### Task objective
Go through the listing and copy each line with the string "研究人员表示".

-- START OF Source material --

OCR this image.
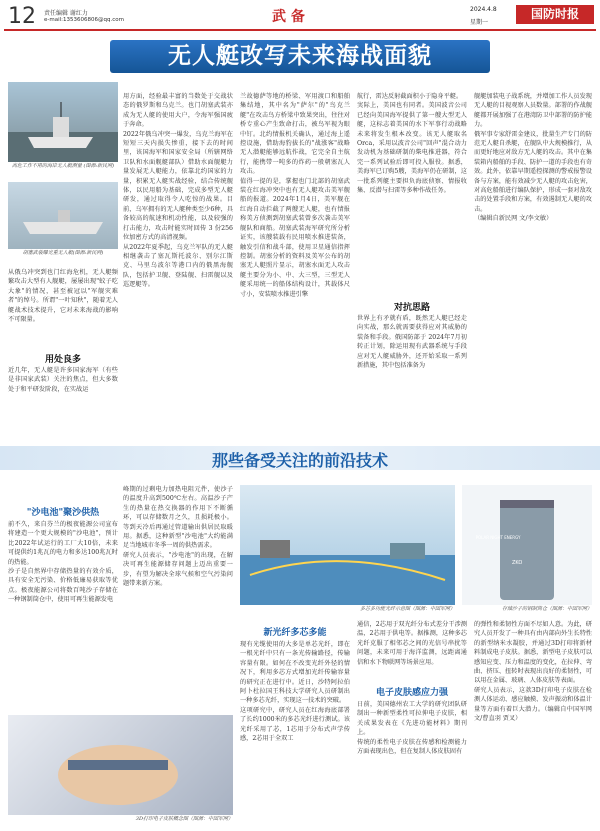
12 责任编辑 谢红力
e-mail:1353606806@qq.com	武 备	2024.4.8
星期一
国防时报
无人艇改写未来海战面貌
高危工作不用的海岸无人艇测量 (图源:新民网)
胡塞武装曝光重无人艇(图源:新民网)
从俄乌冲突到也门红海危机，无人艇频繁攻击大型有人舰艇，屡屡出现"蚊子吃大象"的情况，甚至被冠以"军舰灾难者"的绰号。所谓"一叶知秋"，随着无人艇战术技术提升，它对未来海战的影响不可限量。
用处良多
近几年，无人艇是许多国家海军（有些是非国家武装）关注的焦点，但大多数处于和平研发阶段，在实战运
用方面，经验最丰富的当数处于交战状态的俄罗斯和乌克兰。也门胡塞武装亦成为无人艇的使用大户，令海军强国疲于奔命。
2022年俄乌冲突一爆发，乌克兰海军在短短三天内损失惨重，接下去的时间里，该国海军和国家安全局（所辖网络卫队和水面舰艇部队）借助水面舰艇力量发展无人艇能力，依靠北约国家的力量，积累无人艇实战经验，结合传统舰体，以民用船为基础，完成多型无人艇研发，通过取得令人吃惊的战果。目前，乌军拥有的无人艇种类至少6种，具备较高的航速和机动性能，以及较强的打击能力，攻击时能实时回传 3 份256位加密方式的高清视频。
从2022年夏季起，乌克兰军队的无人艇相继袭击了塞瓦斯托波尔、别尔江斯克、马里乌波尔等港口内的俄黑海舰队，包括护卫舰、登陆舰、扫雷舰以及巡逻艇等。
兰故德萨等地的桥梁、军用渡口和船舶集结地，其中名为"萨尔"的"鸟克兰艇"在攻击鸟方桥梁中致果突出，往往对桥专重心产生致命打击，被鸟军视为眼中钉。北约情报机关确认，通过海上遥控设施，借助海豹拔长的"战涨客"战略无人潜艇能够远航作战，它完全自主航行，能携带一吨多的炸药一般朝塞瓦人攻击。
值得一提的是，掌握也门北部的胡塞武装在红海冲突中也有无人艇攻击美军舰船的报道。2024年1月4日，美军舰在红海自动拦截了两艘无人艇，也有情报称美方侦测到胡塞武装曾多次袭击美军舰队和商船。胡塞武装海军研究所分析证实，该艘装载有民用喷水推进装备，触发引信和战斗部，使用卫星通信指挥控制。胡塞分析的资料及美军公布的胡塞无人艇照片显示，胡塞水面无人攻击艇主要分为小、中、大三型，三型无人艇采用统一的船体结构设计，其载体尺寸小，安装喷水推进引擎
航行，雷达反射截面积小于隐身平艇。
実际上，美国也有同者。美国波音公司已经向美国海军提供了第一艘大型无人艇，这标志着美国的水下军事行动战略未来将发生根本改变。该无人艇取名Orca，采用以波音公司"回声"混合动力发动机为基础研制的柴电推进器，符合完一系列试验后即可投入服役。据悉，美海军已订购5艘，美海军仍在研制，这一批系列艇主要担负海底侦察、情报收集、反潜与扫雷等多种作战任务。
对抗思路
世界上有矛就有盾，既然无人艇已经走向实战，那么就需要获得应对其威胁的装备和手段。俄国防部于 2024年7月初转正计划，除运用现有武器系统与手段应对无人艇威胁外，还开始采取一系列新措施，其中包括准备为
舰艇加装电子战系统，并增加工作人员发现无人艇的目视观察人员数量。部署的作战舰艇都开展加强了在港湾防卫中部署的防护能力。
俄军事专家舒雷金建议，批量生产专门的防范无人艇自杀艇，在舰队中大规模推行，从而更好地应对敌方无人艇的攻击。其中在集装箱内船舶的手段、防护一道的手段也有奇效。此外，依靠早期遥控探测的警戒报警设备与方案，能有效减少无人艇的攻击危害，对高危船舶进行编队保护，形成一套对敌攻击的处置手段和方案，有效遏制无人艇的攻击。
（编辑自新民网 文/李文敏）
那些备受关注的前沿技术
"沙电池"聚沙供热
前不久，来自芬兰的极夜能源公司宣布将建造一个更大规模的"沙电池"，预计比2022年试运行的工厂大10倍，未来可提供约1兆瓦的电力和多达100兆瓦时的热能。
沙子是自然界中存储热量的有效介质，具有安全无污染、价格低廉易获取等优点。极夜能源公司将数百吨沙子存储在一种钢制筒仓中，使用可再生能源发电
峰期的过剩电力加热电阻元件，使沙子的温度升高到500℃左右。高温沙子产生的热量在热交换器的作用下不断循环，可以存储数月之久，且损耗极小。等到天冷后再通过管道输出供居民取暖用。据悉，这种新型"沙电池"大约能满足当地城市冬季一周的供热需求。
研究人员表示，"沙电池"的出现，在解决可再生能源储存问题上迈出重要一步，有望为解决全球气候和空气污染问题带来新方案。
多芯多功能光纤示意图（图源：中国军网）
POLAR NIGHT ENERGY
ZKO
存储沙子的钢制筒仓（图源：中国军网）
3D打印电子皮肤概念图（图源：中国军网）
新光纤多芯多能
现有光缆使用的大多是单芯光纤，即在一根光纤中只有一条光传输路径，传输容量有限。如何在不改变光纤外径的情况下，利用多芯方式增加光纤传输容量的研究正在进行中。近日，沙特阿拉伯阿卜杜拉国王科技大学研究人员研制出一种多芯光纤，实现这一技术的突破。
这项研究中，研究人员在红海海底部署了长约1000米的多芯光纤进行测试。该光纤采用了芯，1芯用于分布式声学传感，2芯用于全双工
通信，2芯用于双光纤分布式差分干涉测温，2芯用于供电等。据推测，这种多芯光纤克服了相邻芯之间的光信号串扰等问题，未来可用于海洋监测，远距离通信和水下物联网等场景应用。
电子皮肤感应力强
日前，美国德州农工大学的研究团队研制出一种新型柔性可拉伸电子皮肤，相关成果发表在《先进功能材料》期刊上。
传统的柔性电子皮肤在传感和检测能力方面表现出色，但在复制人体皮肤固有
的弹性和柔韧性方面不尽如人意。为此，研究人员开发了一种具有由内部向外生长特性的新型纳米水凝胶，并通过3D打印将新材料制成电子皮肤。据悉，新型电子皮肤可以感知应变、压力和温度的变化，在拉伸、弯曲、挤压、扭转时表现出良好的柔韧性，可以用在金属、玻璃、人体皮肤等表面。
研究人员表示，这款3D打印电子皮肤在检测人体运动、感应触摸、发声振动和体温计量等方面有着巨大潜力。（编辑自中国军网 文/曹直羽 贾叉）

-- END OF Source material --

### Task response
研究人员表示，"沙电池"的出现，在解决可再生能源储存问题上迈出重要一步，有望为解决全球气候和空气污染问题带来新方案。
研究人员表示，这款3D打印电子皮肤在检测人体运动、感应触摸、发声振动和体温计量等方面有着巨大潜力。（编辑自中国军网 文/曹直羽 贾叉）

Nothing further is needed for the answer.